• [Document]
'''
In my experience water seems to be the limiting factor when it comes to boondocking so anything that can be done to conserve water use becomes important. I've yet to use up my propane supply before running out of water but I suppose it could be done if one tried hard enough. I wrapped the hot water pipes leading to the various spigots with foam insulation but left them bare on the return line to allow the water to cool before going back into the fresh water holding tank. Jack

Tango 08-06-2016 12:38 PM

Several of the folks I know who live with tankless water heaters always capture whatever cool water comes out and use it for other things. One even pours it back into his tank.

BusFiend 08-06-2016 12:49 PM

Quote:

Originally Posted by Tango (Post 157955)
Several of the folks I know who live with tankless water heaters always capture whatever cool water comes out and use it for other things. One even pours it back into his tank.

As I've combed through forums, this seems to be the general solution to the problem. A few posters have briefly discussed recirculating water but never to the point of describing the system or mentioning specific equipment. I suppose for those only spending a few weeks a year in their RV, catching the cool water for other purposes is just fine. For full-timing, I would think a recirc system would be desirable.
'''
• [Data section]
'''
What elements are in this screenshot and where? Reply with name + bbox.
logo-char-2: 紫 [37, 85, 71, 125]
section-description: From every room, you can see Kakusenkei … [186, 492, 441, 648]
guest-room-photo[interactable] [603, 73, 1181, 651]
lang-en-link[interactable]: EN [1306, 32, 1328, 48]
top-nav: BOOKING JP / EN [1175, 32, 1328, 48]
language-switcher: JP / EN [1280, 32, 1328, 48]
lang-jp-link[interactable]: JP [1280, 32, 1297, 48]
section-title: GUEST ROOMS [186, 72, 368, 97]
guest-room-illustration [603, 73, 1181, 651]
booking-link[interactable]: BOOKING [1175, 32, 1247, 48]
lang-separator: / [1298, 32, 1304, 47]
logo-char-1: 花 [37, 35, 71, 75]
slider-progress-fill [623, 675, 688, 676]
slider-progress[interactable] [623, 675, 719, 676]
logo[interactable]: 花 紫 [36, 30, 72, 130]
'''
• [Written task 1] In the forum thread on RV water use, what does one of Tango's acquaintances do with the cool water from his tankless heater?
• [Written task 2] Set down the part of the forum thread on RV water use that opens with the words containing "In my experience" and closes with "Tango (Post 157955)".
• [Written task 3] Summarize the forum thread on RV water use in two sentences.

• [Expected output 1] He pours it back into his tank.

• [Expected output 2]
In my experience water seems to be the limiting factor when it comes to boondocking so anything that can be done to conserve water use becomes important. I've yet to use up my propane supply before running out of water but I suppose it could be done if one tried hard enough. I wrapped the hot water pipes leading to the various spigots with foam insulation but left them bare on the return line to allow the water to cool before going back into the fresh water holding tank. Jack

Tango 08-06-2016 12:38 PM

Several of the folks I know who live with tankless water heaters always capture whatever cool water comes out and use it for other things. One even pours it back into his tank.

BusFiend 08-06-2016 12:49 PM

Quote:

Originally Posted by Tango (Post 157955)

• [Expected output 3] One poster finds water to be the limiting factor in boondocking and insulated the hot water pipes to the spigots, leaving the return line bare so the water cools before going back into the fresh water holding tank. Another notes that people with tankless water heaters capture the cool water for other uses, and a third calls this the general solution but thinks a recirculation system would be desirable for full-timing.